__What you have to do__. Pick out every line holding the string "развитие" and copy it.

(Dataset excerpt)
• • •
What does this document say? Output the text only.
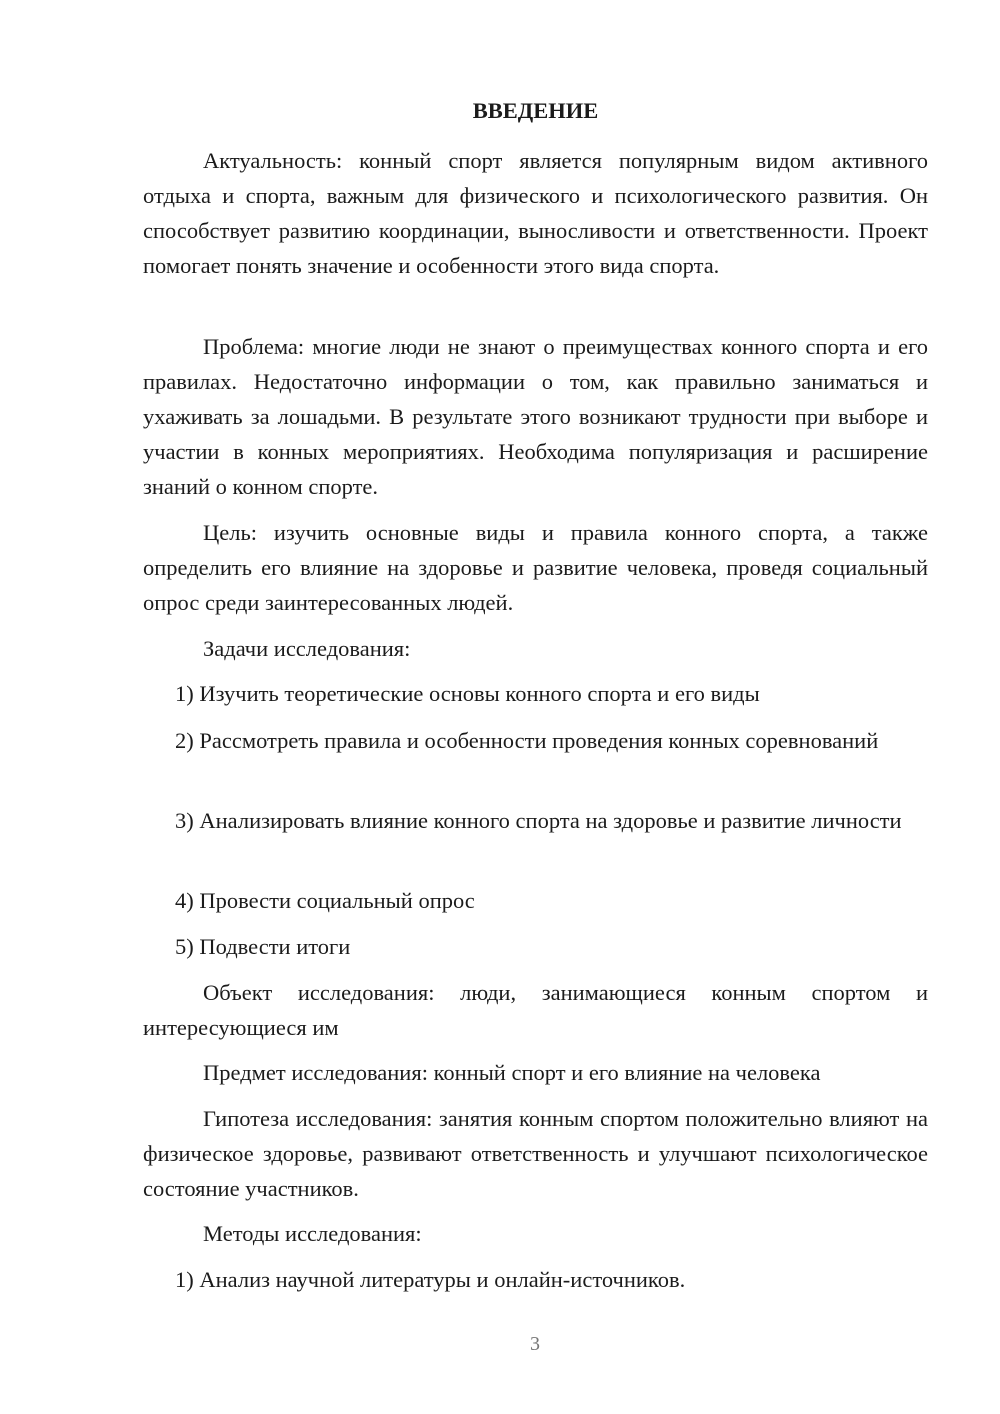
ВВЕДЕНИЕ

Актуальность: конный спорт является популярным видом активного отдыха и спорта, важным для физического и психологического развития. Он способствует развитию координации, выносливости и ответственности. Проект помогает понять значение и особенности этого вида спорта.

Проблема: многие люди не знают о преимуществах конного спорта и его правилах. Недостаточно информации о том, как правильно заниматься и ухаживать за лошадьми. В результате этого возникают трудности при выборе и участии в конных мероприятиях. Необходима популяризация и расширение знаний о конном спорте.

Цель: изучить основные виды и правила конного спорта, а также определить его влияние на здоровье и развитие человека, проведя социальный опрос среди заинтересованных людей.

Задачи исследования:

1) Изучить теоретические основы конного спорта и его виды

2) Рассмотреть правила и особенности проведения конных соревнований

3) Анализировать влияние конного спорта на здоровье и развитие личности

4) Провести социальный опрос

5) Подвести итоги

Объект исследования: люди, занимающиеся конным спортом и интересующиеся им

Предмет исследования: конный спорт и его влияние на человека

Гипотеза исследования: занятия конным спортом положительно влияют на физическое здоровье, развивают ответственность и улучшают психологическое состояние участников.

Методы исследования:

1) Анализ научной литературы и онлайн-источников.

3
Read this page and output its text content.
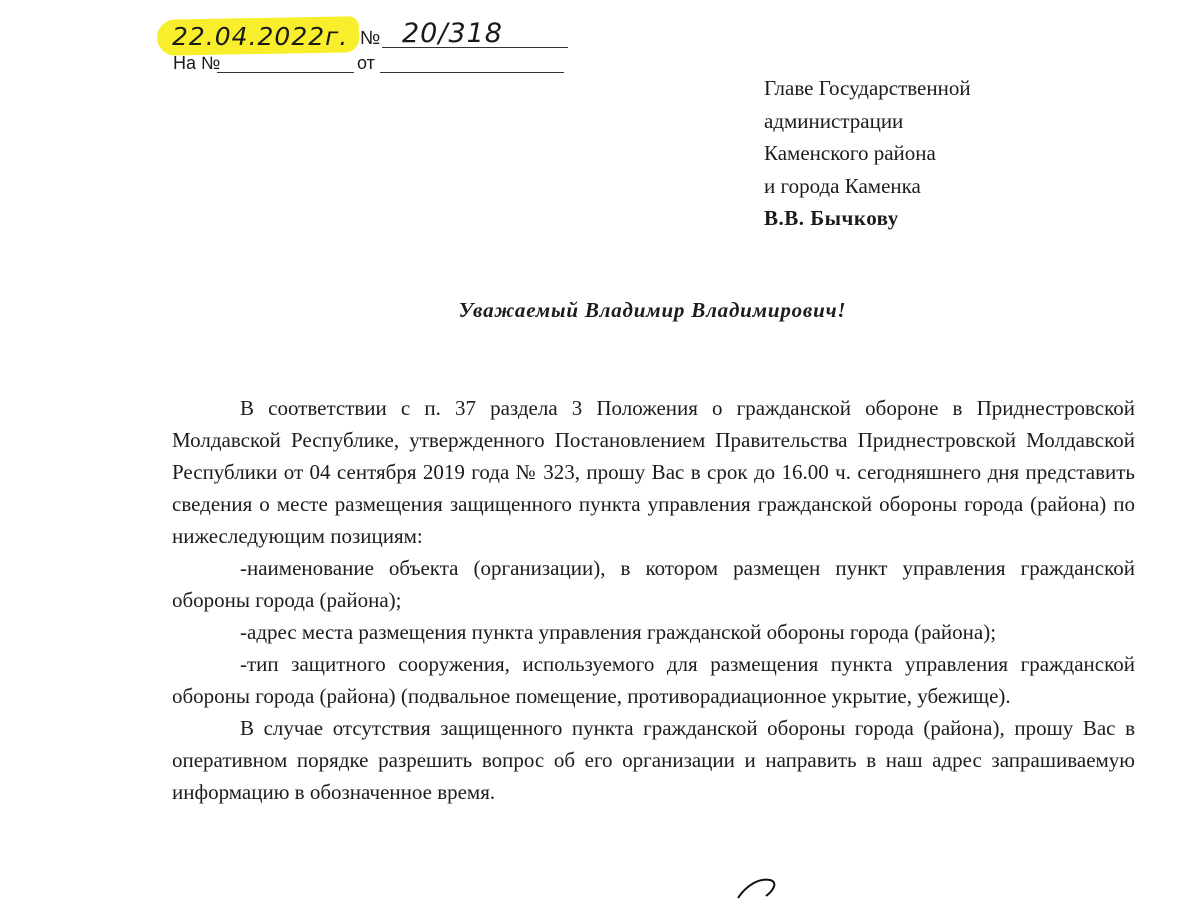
22.04.2022г. № 20/318
На №	от
Главе Государственной
администрации
Каменского района
и города Каменка
В.В. Бычкову
Уважаемый Владимир Владимирович!

В соответствии с п. 37 раздела 3 Положения о гражданской обороне в Приднестровской Молдавской Республике, утвержденного Постановлением Правительства Приднестровской Молдавской Республики от 04 сентября 2019 года № 323, прошу Вас в срок до 16.00 ч. сегодняшнего дня представить сведения о месте размещения защищенного пункта управления гражданской обороны города (района) по нижеследующим позициям:

-наименование объекта (организации), в котором размещен пункт управления гражданской обороны города (района);

-адрес места размещения пункта управления гражданской обороны города (района);

-тип защитного сооружения, используемого для размещения пункта управления гражданской обороны города (района) (подвальное помещение, противорадиационное укрытие, убежище).

В случае отсутствия защищенного пункта гражданской обороны города (района), прошу Вас в оперативном порядке разрешить вопрос об его организации и направить в наш адрес запрашиваемую информацию в обозначенное время.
• • •
__Final result__.
Цель: изучить основные виды и правила конного спорта, а также определить его влияние на здоровье и развитие человека, проведя социальный опрос среди заинтересованных людей.
3) Анализировать влияние конного спорта на здоровье и развитие личности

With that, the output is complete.